Set down the full listing exactly, character for character.

----

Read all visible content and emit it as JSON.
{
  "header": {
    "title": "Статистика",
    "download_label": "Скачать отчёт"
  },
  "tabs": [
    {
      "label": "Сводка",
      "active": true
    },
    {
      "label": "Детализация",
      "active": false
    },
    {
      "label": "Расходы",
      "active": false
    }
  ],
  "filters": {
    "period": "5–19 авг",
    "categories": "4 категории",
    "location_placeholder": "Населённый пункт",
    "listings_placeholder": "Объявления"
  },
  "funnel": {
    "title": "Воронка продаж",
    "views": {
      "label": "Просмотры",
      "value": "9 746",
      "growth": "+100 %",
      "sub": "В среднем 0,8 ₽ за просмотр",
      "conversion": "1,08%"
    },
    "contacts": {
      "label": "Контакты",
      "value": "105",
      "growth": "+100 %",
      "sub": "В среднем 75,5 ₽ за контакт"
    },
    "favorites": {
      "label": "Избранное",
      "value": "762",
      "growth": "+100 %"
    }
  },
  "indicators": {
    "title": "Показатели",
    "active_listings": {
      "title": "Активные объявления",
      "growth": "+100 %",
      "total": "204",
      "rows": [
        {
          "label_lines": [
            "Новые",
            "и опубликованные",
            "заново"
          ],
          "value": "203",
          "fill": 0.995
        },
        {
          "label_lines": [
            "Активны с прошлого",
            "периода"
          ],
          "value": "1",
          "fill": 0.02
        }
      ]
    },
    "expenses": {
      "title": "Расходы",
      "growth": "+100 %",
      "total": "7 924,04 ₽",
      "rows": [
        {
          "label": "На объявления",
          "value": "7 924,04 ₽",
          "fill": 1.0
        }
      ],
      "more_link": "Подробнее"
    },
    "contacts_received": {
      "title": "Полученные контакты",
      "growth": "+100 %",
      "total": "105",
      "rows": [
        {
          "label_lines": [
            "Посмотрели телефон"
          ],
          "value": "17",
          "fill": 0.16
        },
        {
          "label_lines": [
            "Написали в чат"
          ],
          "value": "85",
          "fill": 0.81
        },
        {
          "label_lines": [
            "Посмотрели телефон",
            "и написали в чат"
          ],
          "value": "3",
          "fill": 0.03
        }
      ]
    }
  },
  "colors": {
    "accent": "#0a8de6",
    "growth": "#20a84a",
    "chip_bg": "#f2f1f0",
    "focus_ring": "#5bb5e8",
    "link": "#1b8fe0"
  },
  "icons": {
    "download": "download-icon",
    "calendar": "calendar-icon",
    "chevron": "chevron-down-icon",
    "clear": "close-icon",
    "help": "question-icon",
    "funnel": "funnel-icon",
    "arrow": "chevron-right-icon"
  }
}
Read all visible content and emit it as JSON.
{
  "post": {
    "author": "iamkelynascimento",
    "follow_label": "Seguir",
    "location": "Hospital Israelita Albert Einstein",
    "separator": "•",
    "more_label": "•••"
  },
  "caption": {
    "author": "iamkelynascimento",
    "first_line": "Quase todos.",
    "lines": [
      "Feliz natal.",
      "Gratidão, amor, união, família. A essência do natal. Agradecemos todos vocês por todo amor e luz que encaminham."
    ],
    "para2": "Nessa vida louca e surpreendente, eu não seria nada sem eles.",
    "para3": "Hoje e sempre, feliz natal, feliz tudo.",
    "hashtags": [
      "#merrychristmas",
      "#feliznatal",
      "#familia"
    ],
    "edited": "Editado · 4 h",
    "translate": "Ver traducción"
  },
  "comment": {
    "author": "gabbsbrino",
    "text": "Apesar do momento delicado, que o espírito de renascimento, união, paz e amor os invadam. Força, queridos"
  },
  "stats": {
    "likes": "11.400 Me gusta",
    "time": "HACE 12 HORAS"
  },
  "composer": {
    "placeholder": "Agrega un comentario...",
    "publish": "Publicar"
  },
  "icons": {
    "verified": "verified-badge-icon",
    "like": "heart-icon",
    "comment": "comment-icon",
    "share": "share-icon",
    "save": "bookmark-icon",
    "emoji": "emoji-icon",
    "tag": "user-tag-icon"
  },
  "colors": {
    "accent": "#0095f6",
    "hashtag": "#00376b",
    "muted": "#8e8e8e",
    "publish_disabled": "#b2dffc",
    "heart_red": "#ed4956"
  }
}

----

### Task result
Read all visible content and emit it as JSON.
{
  "header": {
    "title": "Статистика",
    "download_label": "Скачать отчёт"
  },
  "tabs": [
    {
      "label": "Сводка",
      "active": true
    },
    {
      "label": "Детализация",
      "active": false
    },
    {
      "label": "Расходы",
      "active": false
    }
  ],
  "filters": {
    "period": "5–19 авг",
    "categories": "4 категории",
    "location_placeholder": "Населённый пункт",
    "listings_placeholder": "Объявления"
  },
  "funnel": {
    "title": "Воронка продаж",
    "views": {
      "label": "Просмотры",
      "value": "9 746",
      "growth": "+100 %",
      "sub": "В среднем 0,8 ₽ за просмотр",
      "conversion": "1,08%"
    },
    "contacts": {
      "label": "Контакты",
      "value": "105",
      "growth": "+100 %",
      "sub": "В среднем 75,5 ₽ за контакт"
    },
    "favorites": {
      "label": "Избранное",
      "value": "762",
      "growth": "+100 %"
    }
  },
  "indicators": {
    "title": "Показатели",
    "active_listings": {
      "title": "Активные объявления",
      "growth": "+100 %",
      "total": "204",
      "rows": [
        {
          "label_lines": [
            "Новые",
            "и опубликованные",
            "заново"
          ],
          "value": "203",
          "fill": 0.995
        },
        {
          "label_lines": [
            "Активны с прошлого",
            "периода"
          ],
          "value": "1",
          "fill": 0.02
        }
      ]
    },
    "expenses": {
      "title": "Расходы",
      "growth": "+100 %",
      "total": "7 924,04 ₽",
      "rows": [
        {
          "label": "На объявления",
          "value": "7 924,04 ₽",
          "fill": 1.0
        }
      ],
      "more_link": "Подробнее"
    },
    "contacts_received": {
      "title": "Полученные контакты",
      "growth": "+100 %",
      "total": "105",
      "rows": [
        {
          "label_lines": [
            "Посмотрели телефон"
          ],
          "value": "17",
          "fill": 0.16
        },
        {
          "label_lines": [
            "Написали в чат"
          ],
          "value": "85",
          "fill": 0.81
        },
        {
          "label_lines": [
            "Посмотрели телефон",
            "и написали в чат"
          ],
          "value": "3",
          "fill": 0.03
        }
      ]
    }
  },
  "colors": {
    "accent": "#0a8de6",
    "growth": "#20a84a",
    "chip_bg": "#f2f1f0",
    "focus_ring": "#5bb5e8",
    "link": "#1b8fe0"
  },
  "icons": {
    "download": "download-icon",
    "calendar": "calendar-icon",
    "chevron": "chevron-down-icon",
    "clear": "close-icon",
    "help": "question-icon",
    "funnel": "funnel-icon",
    "arrow": "chevron-right-icon"
  }
}
Read all visible content and emit it as JSON.
{
  "post": {
    "author": "iamkelynascimento",
    "follow_label": "Seguir",
    "location": "Hospital Israelita Albert Einstein",
    "separator": "•",
    "more_label": "•••"
  },
  "caption": {
    "author": "iamkelynascimento",
    "first_line": "Quase todos.",
    "lines": [
      "Feliz natal.",
      "Gratidão, amor, união, família. A essência do natal. Agradecemos todos vocês por todo amor e luz que encaminham."
    ],
    "para2": "Nessa vida louca e surpreendente, eu não seria nada sem eles.",
    "para3": "Hoje e sempre, feliz natal, feliz tudo.",
    "hashtags": [
      "#merrychristmas",
      "#feliznatal",
      "#familia"
    ],
    "edited": "Editado · 4 h",
    "translate": "Ver traducción"
  },
  "comment": {
    "author": "gabbsbrino",
    "text": "Apesar do momento delicado, que o espírito de renascimento, união, paz e amor os invadam. Força, queridos"
  },
  "stats": {
    "likes": "11.400 Me gusta",
    "time": "HACE 12 HORAS"
  },
  "composer": {
    "placeholder": "Agrega un comentario...",
    "publish": "Publicar"
  },
  "icons": {
    "verified": "verified-badge-icon",
    "like": "heart-icon",
    "comment": "comment-icon",
    "share": "share-icon",
    "save": "bookmark-icon",
    "emoji": "emoji-icon",
    "tag": "user-tag-icon"
  },
  "colors": {
    "accent": "#0095f6",
    "hashtag": "#00376b",
    "muted": "#8e8e8e",
    "publish_disabled": "#b2dffc",
    "heart_red": "#ed4956"
  }
}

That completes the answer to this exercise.